--- START Records provided ---

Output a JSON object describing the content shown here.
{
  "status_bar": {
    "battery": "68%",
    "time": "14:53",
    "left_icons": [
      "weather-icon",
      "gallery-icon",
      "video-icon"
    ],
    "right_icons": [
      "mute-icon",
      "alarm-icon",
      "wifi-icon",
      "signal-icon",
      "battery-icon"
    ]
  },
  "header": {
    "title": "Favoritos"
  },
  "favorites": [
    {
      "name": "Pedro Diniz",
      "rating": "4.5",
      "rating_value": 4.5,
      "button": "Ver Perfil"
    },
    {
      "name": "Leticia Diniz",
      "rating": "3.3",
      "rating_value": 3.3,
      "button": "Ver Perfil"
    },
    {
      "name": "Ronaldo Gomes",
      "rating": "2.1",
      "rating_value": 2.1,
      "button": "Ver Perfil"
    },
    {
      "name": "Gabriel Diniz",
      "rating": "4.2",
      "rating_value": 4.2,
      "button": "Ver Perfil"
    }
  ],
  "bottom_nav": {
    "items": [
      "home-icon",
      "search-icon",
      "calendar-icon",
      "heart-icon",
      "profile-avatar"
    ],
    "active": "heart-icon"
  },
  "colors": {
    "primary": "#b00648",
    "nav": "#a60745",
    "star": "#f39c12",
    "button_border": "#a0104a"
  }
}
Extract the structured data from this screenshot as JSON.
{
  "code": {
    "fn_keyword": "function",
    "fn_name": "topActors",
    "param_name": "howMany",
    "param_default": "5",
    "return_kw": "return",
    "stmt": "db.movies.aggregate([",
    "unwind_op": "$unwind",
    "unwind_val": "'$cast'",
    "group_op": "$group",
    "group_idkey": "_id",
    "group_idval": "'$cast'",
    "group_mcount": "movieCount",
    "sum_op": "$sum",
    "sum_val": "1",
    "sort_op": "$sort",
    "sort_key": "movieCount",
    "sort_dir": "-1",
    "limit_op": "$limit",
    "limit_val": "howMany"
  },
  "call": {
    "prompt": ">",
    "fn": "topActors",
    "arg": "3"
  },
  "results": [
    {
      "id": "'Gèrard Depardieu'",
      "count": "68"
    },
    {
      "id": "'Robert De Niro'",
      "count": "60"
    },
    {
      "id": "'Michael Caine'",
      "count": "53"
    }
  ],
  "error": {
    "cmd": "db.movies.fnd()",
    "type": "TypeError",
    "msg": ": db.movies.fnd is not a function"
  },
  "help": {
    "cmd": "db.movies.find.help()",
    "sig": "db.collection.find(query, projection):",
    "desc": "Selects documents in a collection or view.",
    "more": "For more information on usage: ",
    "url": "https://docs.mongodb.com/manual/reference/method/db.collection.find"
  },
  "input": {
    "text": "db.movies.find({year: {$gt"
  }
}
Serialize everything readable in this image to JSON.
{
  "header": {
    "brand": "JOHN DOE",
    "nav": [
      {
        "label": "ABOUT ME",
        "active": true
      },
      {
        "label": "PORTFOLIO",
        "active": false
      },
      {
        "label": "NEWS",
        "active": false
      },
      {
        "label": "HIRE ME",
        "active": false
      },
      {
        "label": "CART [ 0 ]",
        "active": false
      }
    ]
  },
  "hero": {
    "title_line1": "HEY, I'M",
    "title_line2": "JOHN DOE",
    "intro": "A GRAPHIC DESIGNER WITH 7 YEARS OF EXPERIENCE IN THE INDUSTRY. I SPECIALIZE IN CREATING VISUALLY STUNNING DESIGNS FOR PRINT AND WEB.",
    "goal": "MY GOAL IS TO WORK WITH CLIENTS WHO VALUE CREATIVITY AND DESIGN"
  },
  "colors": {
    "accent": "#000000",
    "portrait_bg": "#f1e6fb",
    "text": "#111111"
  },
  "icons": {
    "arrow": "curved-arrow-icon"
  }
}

--- END Records provided ---

Transcribe the entire listing above precisely.

Output a JSON object describing the content shown here.
{
  "status_bar": {
    "battery": "68%",
    "time": "14:53",
    "left_icons": [
      "weather-icon",
      "gallery-icon",
      "video-icon"
    ],
    "right_icons": [
      "mute-icon",
      "alarm-icon",
      "wifi-icon",
      "signal-icon",
      "battery-icon"
    ]
  },
  "header": {
    "title": "Favoritos"
  },
  "favorites": [
    {
      "name": "Pedro Diniz",
      "rating": "4.5",
      "rating_value": 4.5,
      "button": "Ver Perfil"
    },
    {
      "name": "Leticia Diniz",
      "rating": "3.3",
      "rating_value": 3.3,
      "button": "Ver Perfil"
    },
    {
      "name": "Ronaldo Gomes",
      "rating": "2.1",
      "rating_value": 2.1,
      "button": "Ver Perfil"
    },
    {
      "name": "Gabriel Diniz",
      "rating": "4.2",
      "rating_value": 4.2,
      "button": "Ver Perfil"
    }
  ],
  "bottom_nav": {
    "items": [
      "home-icon",
      "search-icon",
      "calendar-icon",
      "heart-icon",
      "profile-avatar"
    ],
    "active": "heart-icon"
  },
  "colors": {
    "primary": "#b00648",
    "nav": "#a60745",
    "star": "#f39c12",
    "button_border": "#a0104a"
  }
}
Extract the structured data from this screenshot as JSON.
{
  "code": {
    "fn_keyword": "function",
    "fn_name": "topActors",
    "param_name": "howMany",
    "param_default": "5",
    "return_kw": "return",
    "stmt": "db.movies.aggregate([",
    "unwind_op": "$unwind",
    "unwind_val": "'$cast'",
    "group_op": "$group",
    "group_idkey": "_id",
    "group_idval": "'$cast'",
    "group_mcount": "movieCount",
    "sum_op": "$sum",
    "sum_val": "1",
    "sort_op": "$sort",
    "sort_key": "movieCount",
    "sort_dir": "-1",
    "limit_op": "$limit",
    "limit_val": "howMany"
  },
  "call": {
    "prompt": ">",
    "fn": "topActors",
    "arg": "3"
  },
  "results": [
    {
      "id": "'Gèrard Depardieu'",
      "count": "68"
    },
    {
      "id": "'Robert De Niro'",
      "count": "60"
    },
    {
      "id": "'Michael Caine'",
      "count": "53"
    }
  ],
  "error": {
    "cmd": "db.movies.fnd()",
    "type": "TypeError",
    "msg": ": db.movies.fnd is not a function"
  },
  "help": {
    "cmd": "db.movies.find.help()",
    "sig": "db.collection.find(query, projection):",
    "desc": "Selects documents in a collection or view.",
    "more": "For more information on usage: ",
    "url": "https://docs.mongodb.com/manual/reference/method/db.collection.find"
  },
  "input": {
    "text": "db.movies.find({year: {$gt"
  }
}
Serialize everything readable in this image to JSON.
{
  "header": {
    "brand": "JOHN DOE",
    "nav": [
      {
        "label": "ABOUT ME",
        "active": true
      },
      {
        "label": "PORTFOLIO",
        "active": false
      },
      {
        "label": "NEWS",
        "active": false
      },
      {
        "label": "HIRE ME",
        "active": false
      },
      {
        "label": "CART [ 0 ]",
        "active": false
      }
    ]
  },
  "hero": {
    "title_line1": "HEY, I'M",
    "title_line2": "JOHN DOE",
    "intro": "A GRAPHIC DESIGNER WITH 7 YEARS OF EXPERIENCE IN THE INDUSTRY. I SPECIALIZE IN CREATING VISUALLY STUNNING DESIGNS FOR PRINT AND WEB.",
    "goal": "MY GOAL IS TO WORK WITH CLIENTS WHO VALUE CREATIVITY AND DESIGN"
  },
  "colors": {
    "accent": "#000000",
    "portrait_bg": "#f1e6fb",
    "text": "#111111"
  },
  "icons": {
    "arrow": "curved-arrow-icon"
  }
}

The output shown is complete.